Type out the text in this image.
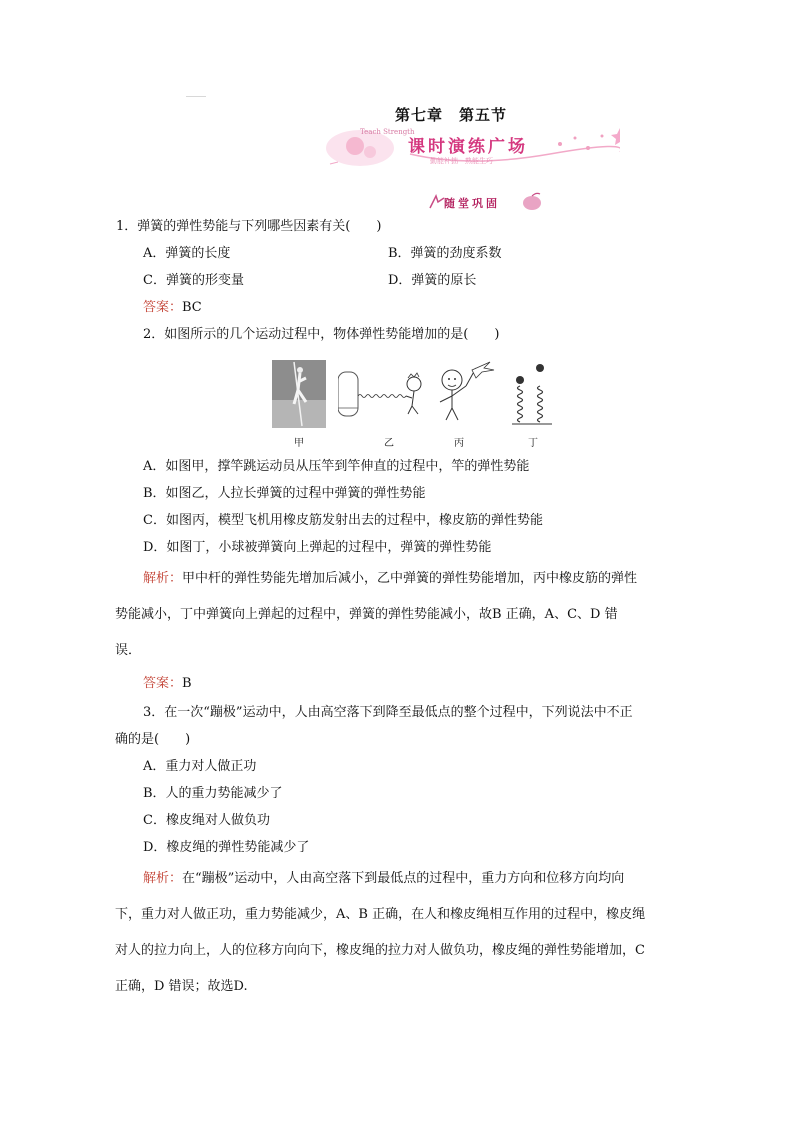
第七章　第五节
Teach Strength
课时演练广场
勤能补拙　熟能生巧
随堂巩固
1．弹簧的弹性势能与下列哪些因素有关(　　)
A．弹簧的长度	B．弹簧的劲度系数
C．弹簧的形变量	D．弹簧的原长
答案：BC
2．如图所示的几个运动过程中，物体弹性势能增加的是(　　)
甲	乙	丙	丁
A．如图甲，撑竿跳运动员从压竿到竿伸直的过程中，竿的弹性势能
B．如图乙，人拉长弹簧的过程中弹簧的弹性势能
C．如图丙，模型飞机用橡皮筋发射出去的过程中，橡皮筋的弹性势能
D．如图丁，小球被弹簧向上弹起的过程中，弹簧的弹性势能
解析：甲中杆的弹性势能先增加后减小，乙中弹簧的弹性势能增加，丙中橡皮筋的弹性
势能减小，丁中弹簧向上弹起的过程中，弹簧的弹性势能减小，故B 正确，A、C、D 错
误．
答案：B
3．在一次“蹦极”运动中，人由高空落下到降至最低点的整个过程中，下列说法中不正
确的是(　　)
A．重力对人做正功
B．人的重力势能减少了
C．橡皮绳对人做负功
D．橡皮绳的弹性势能减少了
解析：在“蹦极”运动中，人由高空落下到最低点的过程中，重力方向和位移方向均向
下，重力对人做正功，重力势能减少，A、B 正确，在人和橡皮绳相互作用的过程中，橡皮绳
对人的拉力向上，人的位移方向向下，橡皮绳的拉力对人做负功，橡皮绳的弹性势能增加，C
正确，D 错误；故选D.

══════════

__WHAT IS REQUIRED__: Count how many lines of the data include the word "重力对人做正功". Your reply should be that number alone.

__FINISHED ANSWER__: 2